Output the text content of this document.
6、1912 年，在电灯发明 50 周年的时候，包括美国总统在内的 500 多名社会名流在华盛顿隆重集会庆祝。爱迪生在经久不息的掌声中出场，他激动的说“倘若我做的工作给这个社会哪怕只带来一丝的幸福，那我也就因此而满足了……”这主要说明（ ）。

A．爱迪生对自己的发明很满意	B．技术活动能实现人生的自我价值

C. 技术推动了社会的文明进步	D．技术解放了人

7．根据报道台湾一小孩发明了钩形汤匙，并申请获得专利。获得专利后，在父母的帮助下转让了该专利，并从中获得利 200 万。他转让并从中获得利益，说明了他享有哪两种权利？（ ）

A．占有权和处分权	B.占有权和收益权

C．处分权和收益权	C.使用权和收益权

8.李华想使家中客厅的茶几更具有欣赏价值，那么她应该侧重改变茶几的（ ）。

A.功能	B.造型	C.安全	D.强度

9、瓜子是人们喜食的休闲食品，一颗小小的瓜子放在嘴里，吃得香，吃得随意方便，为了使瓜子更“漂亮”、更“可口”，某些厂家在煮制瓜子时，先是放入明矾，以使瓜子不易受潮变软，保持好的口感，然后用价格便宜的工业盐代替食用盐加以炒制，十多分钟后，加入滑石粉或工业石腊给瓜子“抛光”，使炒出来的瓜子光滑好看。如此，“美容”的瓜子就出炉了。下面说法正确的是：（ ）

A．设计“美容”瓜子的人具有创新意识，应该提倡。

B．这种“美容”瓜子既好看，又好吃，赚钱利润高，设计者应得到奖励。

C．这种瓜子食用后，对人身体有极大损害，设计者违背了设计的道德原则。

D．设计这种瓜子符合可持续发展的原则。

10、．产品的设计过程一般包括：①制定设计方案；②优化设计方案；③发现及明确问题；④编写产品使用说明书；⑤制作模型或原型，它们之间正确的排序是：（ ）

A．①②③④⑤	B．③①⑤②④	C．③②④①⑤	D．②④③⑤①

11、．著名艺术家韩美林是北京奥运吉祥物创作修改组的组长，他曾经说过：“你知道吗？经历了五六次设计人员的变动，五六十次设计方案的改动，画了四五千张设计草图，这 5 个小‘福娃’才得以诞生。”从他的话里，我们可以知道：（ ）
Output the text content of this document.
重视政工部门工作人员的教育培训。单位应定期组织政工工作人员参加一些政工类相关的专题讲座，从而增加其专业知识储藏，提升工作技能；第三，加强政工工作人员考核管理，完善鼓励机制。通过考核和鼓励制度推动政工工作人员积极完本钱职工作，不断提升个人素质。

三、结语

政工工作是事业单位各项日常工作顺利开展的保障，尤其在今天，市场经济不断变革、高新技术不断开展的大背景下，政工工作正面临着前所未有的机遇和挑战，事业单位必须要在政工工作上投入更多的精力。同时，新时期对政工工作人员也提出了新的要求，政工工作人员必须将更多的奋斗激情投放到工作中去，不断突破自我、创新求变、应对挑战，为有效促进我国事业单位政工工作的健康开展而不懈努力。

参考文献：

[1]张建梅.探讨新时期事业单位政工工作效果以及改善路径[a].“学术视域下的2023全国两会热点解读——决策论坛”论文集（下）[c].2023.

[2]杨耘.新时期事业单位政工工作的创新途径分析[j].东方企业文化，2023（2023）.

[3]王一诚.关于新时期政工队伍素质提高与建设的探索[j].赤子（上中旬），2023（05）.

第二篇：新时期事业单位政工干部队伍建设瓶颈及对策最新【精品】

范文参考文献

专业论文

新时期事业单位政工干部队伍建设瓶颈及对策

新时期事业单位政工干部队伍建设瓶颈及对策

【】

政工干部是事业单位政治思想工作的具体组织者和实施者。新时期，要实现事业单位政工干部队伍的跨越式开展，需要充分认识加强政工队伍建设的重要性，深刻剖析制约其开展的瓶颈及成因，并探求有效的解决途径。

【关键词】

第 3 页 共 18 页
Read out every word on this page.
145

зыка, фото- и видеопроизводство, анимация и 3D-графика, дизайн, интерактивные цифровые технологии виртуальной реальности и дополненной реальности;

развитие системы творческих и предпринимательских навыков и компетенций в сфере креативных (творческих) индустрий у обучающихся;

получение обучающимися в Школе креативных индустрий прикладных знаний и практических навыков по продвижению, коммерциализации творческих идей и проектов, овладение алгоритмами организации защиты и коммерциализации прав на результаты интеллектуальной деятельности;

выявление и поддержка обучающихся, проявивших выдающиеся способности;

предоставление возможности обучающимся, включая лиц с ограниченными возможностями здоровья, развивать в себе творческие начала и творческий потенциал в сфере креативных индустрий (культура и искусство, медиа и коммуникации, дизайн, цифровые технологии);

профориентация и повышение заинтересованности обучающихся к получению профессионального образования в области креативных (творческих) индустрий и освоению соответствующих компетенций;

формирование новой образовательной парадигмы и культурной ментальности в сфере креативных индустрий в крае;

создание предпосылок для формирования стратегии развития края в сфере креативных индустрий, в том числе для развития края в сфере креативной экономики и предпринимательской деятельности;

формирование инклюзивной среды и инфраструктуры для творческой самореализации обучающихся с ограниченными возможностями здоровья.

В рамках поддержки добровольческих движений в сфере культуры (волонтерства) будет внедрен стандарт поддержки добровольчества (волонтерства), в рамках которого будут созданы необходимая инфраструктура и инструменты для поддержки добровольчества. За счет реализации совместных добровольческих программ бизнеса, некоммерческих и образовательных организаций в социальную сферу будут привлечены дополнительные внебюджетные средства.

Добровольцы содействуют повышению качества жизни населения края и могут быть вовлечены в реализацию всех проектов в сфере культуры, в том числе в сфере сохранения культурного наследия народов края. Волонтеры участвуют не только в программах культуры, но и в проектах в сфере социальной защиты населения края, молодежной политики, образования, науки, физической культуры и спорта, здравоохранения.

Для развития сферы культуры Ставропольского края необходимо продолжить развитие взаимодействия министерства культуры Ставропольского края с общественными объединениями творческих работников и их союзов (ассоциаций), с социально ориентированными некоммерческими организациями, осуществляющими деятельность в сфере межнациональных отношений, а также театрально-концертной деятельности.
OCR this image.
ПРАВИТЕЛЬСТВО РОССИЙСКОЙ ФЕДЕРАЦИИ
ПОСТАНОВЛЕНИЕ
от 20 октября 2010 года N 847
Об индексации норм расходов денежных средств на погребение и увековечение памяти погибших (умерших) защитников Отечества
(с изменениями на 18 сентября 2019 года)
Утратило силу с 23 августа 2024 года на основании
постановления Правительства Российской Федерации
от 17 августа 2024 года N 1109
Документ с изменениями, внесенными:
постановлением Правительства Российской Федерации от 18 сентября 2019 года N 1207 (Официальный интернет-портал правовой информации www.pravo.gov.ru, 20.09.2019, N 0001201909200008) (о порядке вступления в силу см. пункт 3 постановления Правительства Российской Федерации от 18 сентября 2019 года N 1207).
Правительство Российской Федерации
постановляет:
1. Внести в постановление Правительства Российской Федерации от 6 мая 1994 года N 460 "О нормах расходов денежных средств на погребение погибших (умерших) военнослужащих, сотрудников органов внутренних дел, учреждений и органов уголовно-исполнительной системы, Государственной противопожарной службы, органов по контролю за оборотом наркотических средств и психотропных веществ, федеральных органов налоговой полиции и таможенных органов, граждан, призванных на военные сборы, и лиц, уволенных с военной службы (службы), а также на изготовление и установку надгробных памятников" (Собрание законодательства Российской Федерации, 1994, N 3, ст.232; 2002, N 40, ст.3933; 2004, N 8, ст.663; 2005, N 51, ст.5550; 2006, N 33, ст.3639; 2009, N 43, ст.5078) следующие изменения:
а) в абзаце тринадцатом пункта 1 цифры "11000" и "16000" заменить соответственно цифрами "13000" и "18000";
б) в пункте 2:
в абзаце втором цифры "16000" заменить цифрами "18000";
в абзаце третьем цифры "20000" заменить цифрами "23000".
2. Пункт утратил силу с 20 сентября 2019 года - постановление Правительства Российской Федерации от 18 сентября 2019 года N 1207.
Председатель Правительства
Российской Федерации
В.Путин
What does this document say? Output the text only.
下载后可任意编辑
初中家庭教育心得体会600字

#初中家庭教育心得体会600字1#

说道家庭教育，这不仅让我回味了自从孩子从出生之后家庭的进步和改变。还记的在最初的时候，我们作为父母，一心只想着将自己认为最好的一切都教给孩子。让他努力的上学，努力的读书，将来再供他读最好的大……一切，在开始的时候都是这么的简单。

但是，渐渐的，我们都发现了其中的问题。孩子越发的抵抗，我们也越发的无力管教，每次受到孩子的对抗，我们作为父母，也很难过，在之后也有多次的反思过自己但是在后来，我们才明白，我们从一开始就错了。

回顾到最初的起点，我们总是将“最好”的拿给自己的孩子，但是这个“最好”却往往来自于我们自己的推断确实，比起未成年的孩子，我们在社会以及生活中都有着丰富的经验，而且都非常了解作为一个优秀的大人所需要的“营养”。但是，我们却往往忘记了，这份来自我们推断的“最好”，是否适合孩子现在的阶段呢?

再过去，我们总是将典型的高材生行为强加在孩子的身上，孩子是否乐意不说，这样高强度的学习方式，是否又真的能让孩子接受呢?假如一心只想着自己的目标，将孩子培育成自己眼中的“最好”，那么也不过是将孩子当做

◆ Stated problem ◆
Go through the listing above and list every line that has the word "изменениями".

◆ Result ◆
(с изменениями на 18 сентября 2019 года)
Документ с изменениями, внесенными:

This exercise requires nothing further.